Repeat each entry in full, exactly.
═════ MATERIAL TO PROCESS ═════
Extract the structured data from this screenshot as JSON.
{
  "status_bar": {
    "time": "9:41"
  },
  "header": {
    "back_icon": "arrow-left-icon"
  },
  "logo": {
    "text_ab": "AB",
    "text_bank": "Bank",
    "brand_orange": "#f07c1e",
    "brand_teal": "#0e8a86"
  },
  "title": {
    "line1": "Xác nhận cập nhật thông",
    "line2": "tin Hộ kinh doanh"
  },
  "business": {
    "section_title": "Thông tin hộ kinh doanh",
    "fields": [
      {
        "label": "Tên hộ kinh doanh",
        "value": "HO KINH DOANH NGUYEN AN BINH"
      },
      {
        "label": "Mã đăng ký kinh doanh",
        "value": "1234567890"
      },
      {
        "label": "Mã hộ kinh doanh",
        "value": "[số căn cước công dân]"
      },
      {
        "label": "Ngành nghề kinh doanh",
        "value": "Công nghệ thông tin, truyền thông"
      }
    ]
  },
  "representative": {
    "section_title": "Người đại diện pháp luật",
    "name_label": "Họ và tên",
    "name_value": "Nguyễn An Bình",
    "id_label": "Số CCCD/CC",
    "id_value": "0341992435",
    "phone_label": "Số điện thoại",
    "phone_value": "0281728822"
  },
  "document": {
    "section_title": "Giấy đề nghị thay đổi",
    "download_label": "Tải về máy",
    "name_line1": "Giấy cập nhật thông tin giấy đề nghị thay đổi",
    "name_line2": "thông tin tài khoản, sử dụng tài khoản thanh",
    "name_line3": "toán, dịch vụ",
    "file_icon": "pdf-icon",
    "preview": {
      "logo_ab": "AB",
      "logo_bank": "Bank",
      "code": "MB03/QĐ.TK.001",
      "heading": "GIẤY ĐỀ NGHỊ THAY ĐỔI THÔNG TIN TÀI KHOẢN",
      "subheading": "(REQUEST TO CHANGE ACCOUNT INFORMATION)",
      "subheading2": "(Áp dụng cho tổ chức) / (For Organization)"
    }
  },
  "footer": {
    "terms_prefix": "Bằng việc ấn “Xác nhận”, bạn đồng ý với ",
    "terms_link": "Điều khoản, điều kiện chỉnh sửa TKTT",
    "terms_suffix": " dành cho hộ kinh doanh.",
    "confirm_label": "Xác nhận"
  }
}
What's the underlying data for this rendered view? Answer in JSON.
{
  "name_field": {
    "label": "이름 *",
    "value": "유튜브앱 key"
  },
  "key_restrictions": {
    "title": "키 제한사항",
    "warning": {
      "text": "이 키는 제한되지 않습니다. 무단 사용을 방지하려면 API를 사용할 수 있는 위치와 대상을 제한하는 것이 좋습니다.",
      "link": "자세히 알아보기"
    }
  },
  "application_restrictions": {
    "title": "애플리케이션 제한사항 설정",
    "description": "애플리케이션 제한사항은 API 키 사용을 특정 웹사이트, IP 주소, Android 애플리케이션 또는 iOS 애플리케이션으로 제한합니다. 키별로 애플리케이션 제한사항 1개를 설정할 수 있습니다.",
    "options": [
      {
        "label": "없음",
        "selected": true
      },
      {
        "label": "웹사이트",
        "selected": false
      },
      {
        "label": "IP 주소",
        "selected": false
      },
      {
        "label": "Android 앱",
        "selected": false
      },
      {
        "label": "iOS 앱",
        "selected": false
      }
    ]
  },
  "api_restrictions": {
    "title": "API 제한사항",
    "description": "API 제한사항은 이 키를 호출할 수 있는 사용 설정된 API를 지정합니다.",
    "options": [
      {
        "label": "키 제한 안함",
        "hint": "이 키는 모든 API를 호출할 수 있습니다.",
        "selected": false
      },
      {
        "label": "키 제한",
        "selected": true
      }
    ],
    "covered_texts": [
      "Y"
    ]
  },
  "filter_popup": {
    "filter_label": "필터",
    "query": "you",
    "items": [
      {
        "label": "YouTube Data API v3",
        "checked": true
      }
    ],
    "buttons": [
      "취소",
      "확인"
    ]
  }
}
═════
## RIGHT ANSWER
Extract the structured data from this screenshot as JSON.
{
  "status_bar": {
    "time": "9:41"
  },
  "header": {
    "back_icon": "arrow-left-icon"
  },
  "logo": {
    "text_ab": "AB",
    "text_bank": "Bank",
    "brand_orange": "#f07c1e",
    "brand_teal": "#0e8a86"
  },
  "title": {
    "line1": "Xác nhận cập nhật thông",
    "line2": "tin Hộ kinh doanh"
  },
  "business": {
    "section_title": "Thông tin hộ kinh doanh",
    "fields": [
      {
        "label": "Tên hộ kinh doanh",
        "value": "HO KINH DOANH NGUYEN AN BINH"
      },
      {
        "label": "Mã đăng ký kinh doanh",
        "value": "1234567890"
      },
      {
        "label": "Mã hộ kinh doanh",
        "value": "[số căn cước công dân]"
      },
      {
        "label": "Ngành nghề kinh doanh",
        "value": "Công nghệ thông tin, truyền thông"
      }
    ]
  },
  "representative": {
    "section_title": "Người đại diện pháp luật",
    "name_label": "Họ và tên",
    "name_value": "Nguyễn An Bình",
    "id_label": "Số CCCD/CC",
    "id_value": "0341992435",
    "phone_label": "Số điện thoại",
    "phone_value": "0281728822"
  },
  "document": {
    "section_title": "Giấy đề nghị thay đổi",
    "download_label": "Tải về máy",
    "name_line1": "Giấy cập nhật thông tin giấy đề nghị thay đổi",
    "name_line2": "thông tin tài khoản, sử dụng tài khoản thanh",
    "name_line3": "toán, dịch vụ",
    "file_icon": "pdf-icon",
    "preview": {
      "logo_ab": "AB",
      "logo_bank": "Bank",
      "code": "MB03/QĐ.TK.001",
      "heading": "GIẤY ĐỀ NGHỊ THAY ĐỔI THÔNG TIN TÀI KHOẢN",
      "subheading": "(REQUEST TO CHANGE ACCOUNT INFORMATION)",
      "subheading2": "(Áp dụng cho tổ chức) / (For Organization)"
    }
  },
  "footer": {
    "terms_prefix": "Bằng việc ấn “Xác nhận”, bạn đồng ý với ",
    "terms_link": "Điều khoản, điều kiện chỉnh sửa TKTT",
    "terms_suffix": " dành cho hộ kinh doanh.",
    "confirm_label": "Xác nhận"
  }
}
What's the underlying data for this rendered view? Answer in JSON.
{
  "name_field": {
    "label": "이름 *",
    "value": "유튜브앱 key"
  },
  "key_restrictions": {
    "title": "키 제한사항",
    "warning": {
      "text": "이 키는 제한되지 않습니다. 무단 사용을 방지하려면 API를 사용할 수 있는 위치와 대상을 제한하는 것이 좋습니다.",
      "link": "자세히 알아보기"
    }
  },
  "application_restrictions": {
    "title": "애플리케이션 제한사항 설정",
    "description": "애플리케이션 제한사항은 API 키 사용을 특정 웹사이트, IP 주소, Android 애플리케이션 또는 iOS 애플리케이션으로 제한합니다. 키별로 애플리케이션 제한사항 1개를 설정할 수 있습니다.",
    "options": [
      {
        "label": "없음",
        "selected": true
      },
      {
        "label": "웹사이트",
        "selected": false
      },
      {
        "label": "IP 주소",
        "selected": false
      },
      {
        "label": "Android 앱",
        "selected": false
      },
      {
        "label": "iOS 앱",
        "selected": false
      }
    ]
  },
  "api_restrictions": {
    "title": "API 제한사항",
    "description": "API 제한사항은 이 키를 호출할 수 있는 사용 설정된 API를 지정합니다.",
    "options": [
      {
        "label": "키 제한 안함",
        "hint": "이 키는 모든 API를 호출할 수 있습니다.",
        "selected": false
      },
      {
        "label": "키 제한",
        "selected": true
      }
    ],
    "covered_texts": [
      "Y"
    ]
  },
  "filter_popup": {
    "filter_label": "필터",
    "query": "you",
    "items": [
      {
        "label": "YouTube Data API v3",
        "checked": true
      }
    ],
    "buttons": [
      "취소",
      "확인"
    ]
  }
}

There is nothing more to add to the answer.